Given instruction: Reproduce every record exactly as it appears, but not the pictures.

Collected data:
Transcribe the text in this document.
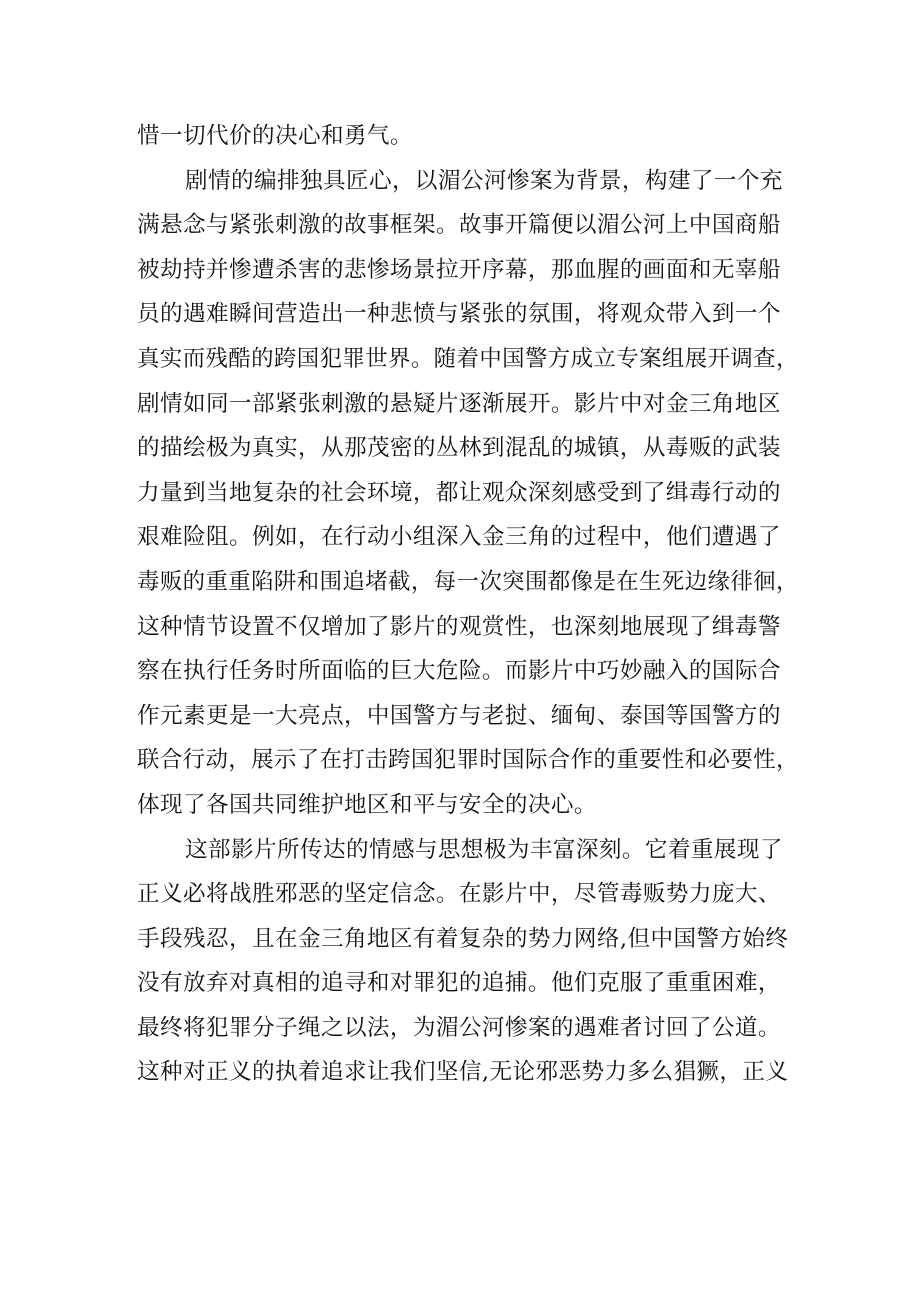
惜一切代价的决心和勇气。
剧情的编排独具匠心，以湄公河惨案为背景，构建了一个充
满悬念与紧张刺激的故事框架。故事开篇便以湄公河上中国商船
被劫持并惨遭杀害的悲惨场景拉开序幕，那血腥的画面和无辜船
员的遇难瞬间营造出一种悲愤与紧张的氛围，将观众带入到一个
真实而残酷的跨国犯罪世界。随着中国警方成立专案组展开调查，
剧情如同一部紧张刺激的悬疑片逐渐展开。影片中对金三角地区
的描绘极为真实，从那茂密的丛林到混乱的城镇，从毒贩的武装
力量到当地复杂的社会环境，都让观众深刻感受到了缉毒行动的
艰难险阻。例如，在行动小组深入金三角的过程中，他们遭遇了
毒贩的重重陷阱和围追堵截，每一次突围都像是在生死边缘徘徊，
这种情节设置不仅增加了影片的观赏性，也深刻地展现了缉毒警
察在执行任务时所面临的巨大危险。而影片中巧妙融入的国际合
作元素更是一大亮点，中国警方与老挝、缅甸、泰国等国警方的
联合行动，展示了在打击跨国犯罪时国际合作的重要性和必要性，
体现了各国共同维护地区和平与安全的决心。
这部影片所传达的情感与思想极为丰富深刻。它着重展现了
正义必将战胜邪恶的坚定信念。在影片中，尽管毒贩势力庞大、
手段残忍，且在金三角地区有着复杂的势力网络,但中国警方始终
没有放弃对真相的追寻和对罪犯的追捕。他们克服了重重困难，
最终将犯罪分子绳之以法，为湄公河惨案的遇难者讨回了公道。
这种对正义的执着追求让我们坚信,无论邪恶势力多么猖獗，正义
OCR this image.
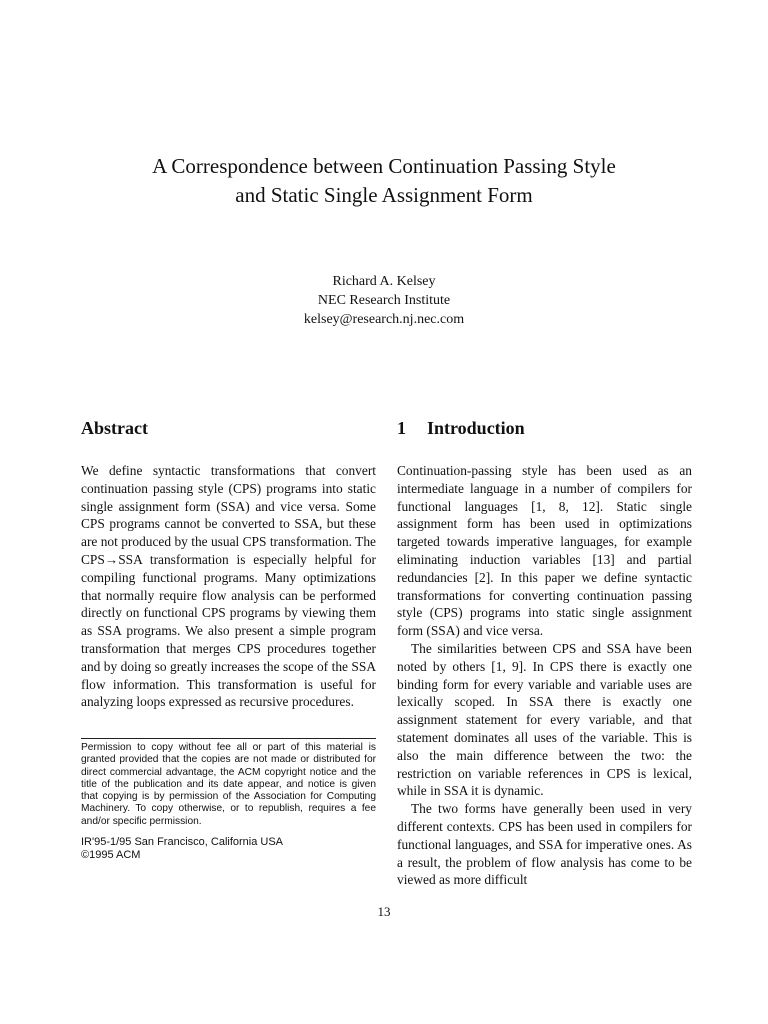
A Correspondence between Continuation Passing Style
and Static Single Assignment Form
Richard A. Kelsey
NEC Research Institute
kelsey@research.nj.nec.com
Abstract

We define syntactic transformations that convert continuation passing style (CPS) programs into static single assignment form (SSA) and vice versa. Some CPS programs cannot be converted to SSA, but these are not produced by the usual CPS transformation. The CPS→SSA transformation is especially helpful for compiling functional programs. Many optimizations that normally require flow analysis can be performed directly on functional CPS programs by viewing them as SSA programs. We also present a simple program transformation that merges CPS procedures together and by doing so greatly increases the scope of the SSA flow information. This transformation is useful for analyzing loops expressed as recursive procedures.

Permission to copy without fee all or part of this material is granted provided that the copies are not made or distributed for direct commercial advantage, the ACM copyright notice and the title of the publication and its date appear, and notice is given that copying is by permission of the Association for Computing Machinery. To copy otherwise, or to republish, requires a fee and/or specific permission.
IR'95-1/95 San Francisco, California USA
©1995 ACM
1 Introduction

Continuation-passing style has been used as an intermediate language in a number of compilers for functional languages [1, 8, 12]. Static single assignment form has been used in optimizations targeted towards imperative languages, for example eliminating induction variables [13] and partial redundancies [2]. In this paper we define syntactic transformations for converting continuation passing style (CPS) programs into static single assignment form (SSA) and vice versa.

The similarities between CPS and SSA have been noted by others [1, 9]. In CPS there is exactly one binding form for every variable and variable uses are lexically scoped. In SSA there is exactly one assignment statement for every variable, and that statement dominates all uses of the variable. This is also the main difference between the two: the restriction on variable references in CPS is lexical, while in SSA it is dynamic.

The two forms have generally been used in very different contexts. CPS has been used in compilers for functional languages, and SSA for imperative ones. As a result, the problem of flow analysis has come to be viewed as more difficult

13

Result:
Transcribe the text in this document.
惜一切代价的决心和勇气。
剧情的编排独具匠心，以湄公河惨案为背景，构建了一个充
满悬念与紧张刺激的故事框架。故事开篇便以湄公河上中国商船
被劫持并惨遭杀害的悲惨场景拉开序幕，那血腥的画面和无辜船
员的遇难瞬间营造出一种悲愤与紧张的氛围，将观众带入到一个
真实而残酷的跨国犯罪世界。随着中国警方成立专案组展开调查，
剧情如同一部紧张刺激的悬疑片逐渐展开。影片中对金三角地区
的描绘极为真实，从那茂密的丛林到混乱的城镇，从毒贩的武装
力量到当地复杂的社会环境，都让观众深刻感受到了缉毒行动的
艰难险阻。例如，在行动小组深入金三角的过程中，他们遭遇了
毒贩的重重陷阱和围追堵截，每一次突围都像是在生死边缘徘徊，
这种情节设置不仅增加了影片的观赏性，也深刻地展现了缉毒警
察在执行任务时所面临的巨大危险。而影片中巧妙融入的国际合
作元素更是一大亮点，中国警方与老挝、缅甸、泰国等国警方的
联合行动，展示了在打击跨国犯罪时国际合作的重要性和必要性，
体现了各国共同维护地区和平与安全的决心。
这部影片所传达的情感与思想极为丰富深刻。它着重展现了
正义必将战胜邪恶的坚定信念。在影片中，尽管毒贩势力庞大、
手段残忍，且在金三角地区有着复杂的势力网络,但中国警方始终
没有放弃对真相的追寻和对罪犯的追捕。他们克服了重重困难，
最终将犯罪分子绳之以法，为湄公河惨案的遇难者讨回了公道。
这种对正义的执着追求让我们坚信,无论邪恶势力多么猖獗，正义
OCR this image.
A Correspondence between Continuation Passing Style
and Static Single Assignment Form
Richard A. Kelsey
NEC Research Institute
kelsey@research.nj.nec.com
Abstract

We define syntactic transformations that convert continuation passing style (CPS) programs into static single assignment form (SSA) and vice versa. Some CPS programs cannot be converted to SSA, but these are not produced by the usual CPS transformation. The CPS→SSA transformation is especially helpful for compiling functional programs. Many optimizations that normally require flow analysis can be performed directly on functional CPS programs by viewing them as SSA programs. We also present a simple program transformation that merges CPS procedures together and by doing so greatly increases the scope of the SSA flow information. This transformation is useful for analyzing loops expressed as recursive procedures.

Permission to copy without fee all or part of this material is granted provided that the copies are not made or distributed for direct commercial advantage, the ACM copyright notice and the title of the publication and its date appear, and notice is given that copying is by permission of the Association for Computing Machinery. To copy otherwise, or to republish, requires a fee and/or specific permission.
IR'95-1/95 San Francisco, California USA
©1995 ACM
1 Introduction

Continuation-passing style has been used as an intermediate language in a number of compilers for functional languages [1, 8, 12]. Static single assignment form has been used in optimizations targeted towards imperative languages, for example eliminating induction variables [13] and partial redundancies [2]. In this paper we define syntactic transformations for converting continuation passing style (CPS) programs into static single assignment form (SSA) and vice versa.

The similarities between CPS and SSA have been noted by others [1, 9]. In CPS there is exactly one binding form for every variable and variable uses are lexically scoped. In SSA there is exactly one assignment statement for every variable, and that statement dominates all uses of the variable. This is also the main difference between the two: the restriction on variable references in CPS is lexical, while in SSA it is dynamic.

The two forms have generally been used in very different contexts. CPS has been used in compilers for functional languages, and SSA for imperative ones. As a result, the problem of flow analysis has come to be viewed as more difficult

13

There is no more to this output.